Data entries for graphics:
--- start ---

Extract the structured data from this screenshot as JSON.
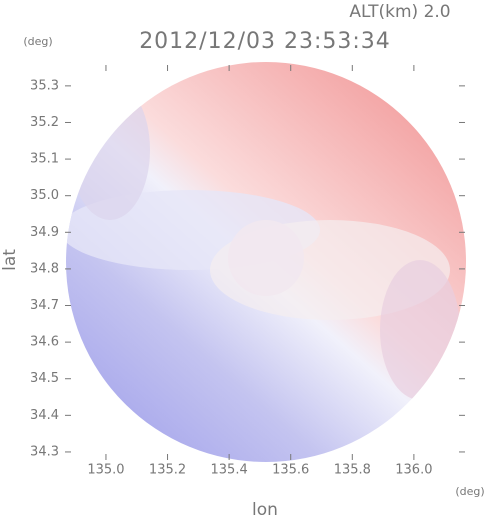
{
  "chart_data": {
    "type": "radar-image",
    "title": "2012/12/03 23:53:34",
    "annotation": "ALT(km) 2.0",
    "x_label": "lon",
    "y_label": "lat",
    "x_unit": "(deg)",
    "y_unit": "(deg)",
    "xlim": [
      134.867,
      136.166
    ],
    "ylim": [
      34.278,
      35.357
    ],
    "xticks": [
      {
        "value": 135,
        "label": "135.0"
      },
      135.2,
      135.4,
      135.6,
      135.8,
      {
        "value": 136,
        "label": "136.0"
      }
    ],
    "yticks": [
      34.3,
      34.4,
      34.5,
      34.6,
      34.7,
      34.8,
      34.9,
      {
        "value": 35,
        "label": "35.0"
      },
      35.1,
      35.2,
      35.3
    ]
  }
}
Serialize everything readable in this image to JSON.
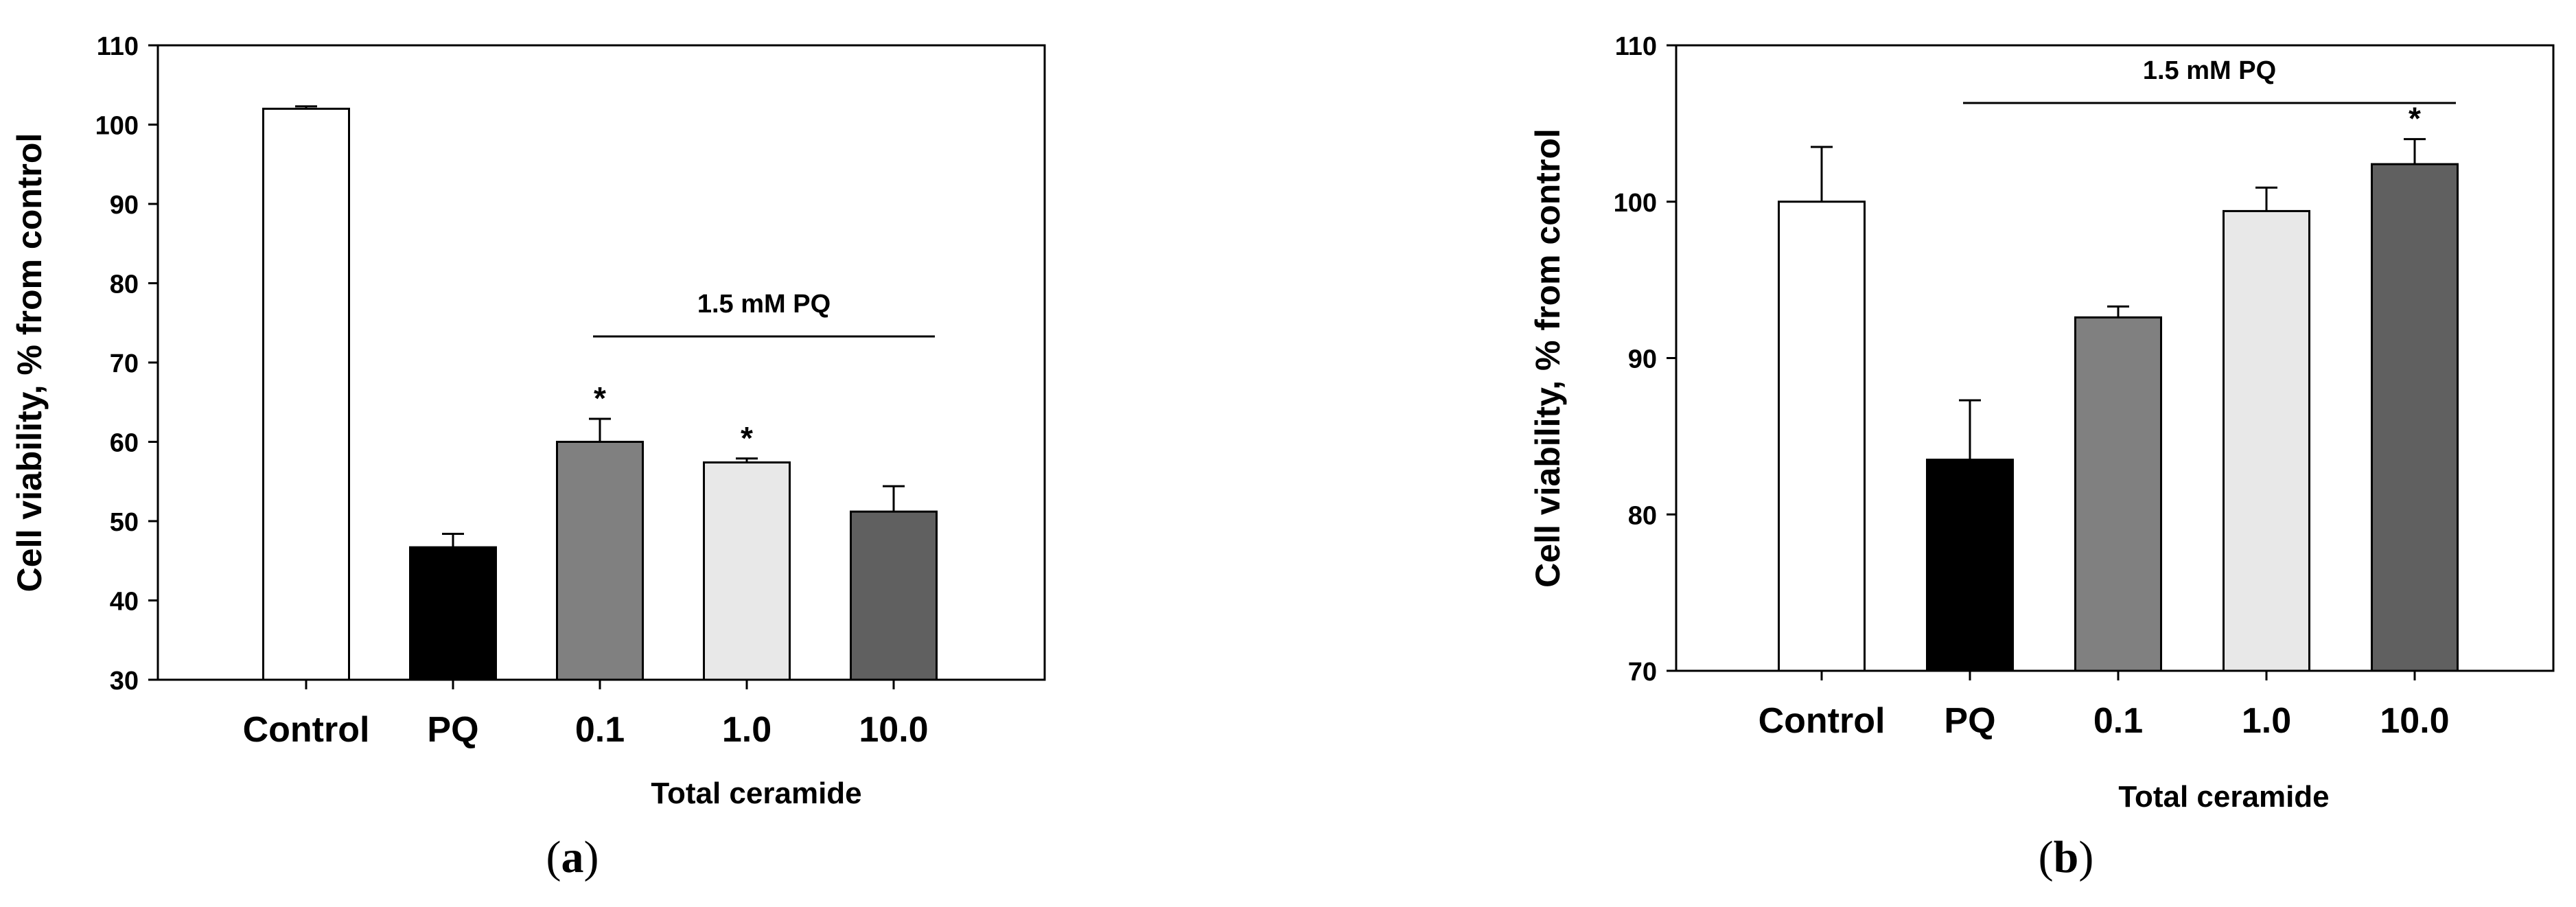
{
  "chart_data": [
    {
      "panel_label": "(a)",
      "type": "bar",
      "categories": [
        "Control",
        "PQ",
        "0.1",
        "1.0",
        "10.0"
      ],
      "values": [
        102,
        46.7,
        60.0,
        57.4,
        51.2
      ],
      "errors": [
        0.3,
        1.7,
        2.9,
        0.5,
        3.2
      ],
      "colors": [
        "#ffffff",
        "#000000",
        "#808080",
        "#e8e8e8",
        "#606060"
      ],
      "significance": [
        "",
        "",
        "*",
        "*",
        ""
      ],
      "ylabel": "Cell viability, % from control",
      "xlabel": "Total ceramide",
      "ylim": [
        30,
        110
      ],
      "yticks": [
        30,
        40,
        50,
        60,
        70,
        80,
        90,
        100,
        110
      ],
      "group_label": "1.5 mM PQ",
      "group_span": [
        "0.1",
        "10.0"
      ],
      "grid": false
    },
    {
      "panel_label": "(b)",
      "type": "bar",
      "categories": [
        "Control",
        "PQ",
        "0.1",
        "1.0",
        "10.0"
      ],
      "values": [
        100,
        83.5,
        92.6,
        99.4,
        102.4
      ],
      "errors": [
        3.5,
        3.8,
        0.7,
        1.5,
        1.6
      ],
      "colors": [
        "#ffffff",
        "#000000",
        "#808080",
        "#e8e8e8",
        "#606060"
      ],
      "significance": [
        "",
        "",
        "",
        "",
        "*"
      ],
      "ylabel": "Cell viability, % from control",
      "xlabel": "Total ceramide",
      "ylim": [
        70,
        110
      ],
      "yticks": [
        70,
        80,
        90,
        100,
        110
      ],
      "group_label": "1.5 mM PQ",
      "group_span": [
        "PQ",
        "10.0"
      ],
      "grid": false
    }
  ]
}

--- end ---

**Directions**.
Repeat verbatim all the material, but not the pictures.

**Output of the exercise**.
Extract the structured data from this screenshot as JSON.
{
  "chart_data": {
    "type": "radar-image",
    "title": "2012/12/03 23:53:34",
    "annotation": "ALT(km) 2.0",
    "x_label": "lon",
    "y_label": "lat",
    "x_unit": "(deg)",
    "y_unit": "(deg)",
    "xlim": [
      134.867,
      136.166
    ],
    "ylim": [
      34.278,
      35.357
    ],
    "xticks": [
      {
        "value": 135,
        "label": "135.0"
      },
      135.2,
      135.4,
      135.6,
      135.8,
      {
        "value": 136,
        "label": "136.0"
      }
    ],
    "yticks": [
      34.3,
      34.4,
      34.5,
      34.6,
      34.7,
      34.8,
      34.9,
      {
        "value": 35,
        "label": "35.0"
      },
      35.1,
      35.2,
      35.3
    ]
  }
}
Serialize everything readable in this image to JSON.
{
  "chart_data": [
    {
      "panel_label": "(a)",
      "type": "bar",
      "categories": [
        "Control",
        "PQ",
        "0.1",
        "1.0",
        "10.0"
      ],
      "values": [
        102,
        46.7,
        60.0,
        57.4,
        51.2
      ],
      "errors": [
        0.3,
        1.7,
        2.9,
        0.5,
        3.2
      ],
      "colors": [
        "#ffffff",
        "#000000",
        "#808080",
        "#e8e8e8",
        "#606060"
      ],
      "significance": [
        "",
        "",
        "*",
        "*",
        ""
      ],
      "ylabel": "Cell viability, % from control",
      "xlabel": "Total ceramide",
      "ylim": [
        30,
        110
      ],
      "yticks": [
        30,
        40,
        50,
        60,
        70,
        80,
        90,
        100,
        110
      ],
      "group_label": "1.5 mM PQ",
      "group_span": [
        "0.1",
        "10.0"
      ],
      "grid": false
    },
    {
      "panel_label": "(b)",
      "type": "bar",
      "categories": [
        "Control",
        "PQ",
        "0.1",
        "1.0",
        "10.0"
      ],
      "values": [
        100,
        83.5,
        92.6,
        99.4,
        102.4
      ],
      "errors": [
        3.5,
        3.8,
        0.7,
        1.5,
        1.6
      ],
      "colors": [
        "#ffffff",
        "#000000",
        "#808080",
        "#e8e8e8",
        "#606060"
      ],
      "significance": [
        "",
        "",
        "",
        "",
        "*"
      ],
      "ylabel": "Cell viability, % from control",
      "xlabel": "Total ceramide",
      "ylim": [
        70,
        110
      ],
      "yticks": [
        70,
        80,
        90,
        100,
        110
      ],
      "group_label": "1.5 mM PQ",
      "group_span": [
        "PQ",
        "10.0"
      ],
      "grid": false
    }
  ]
}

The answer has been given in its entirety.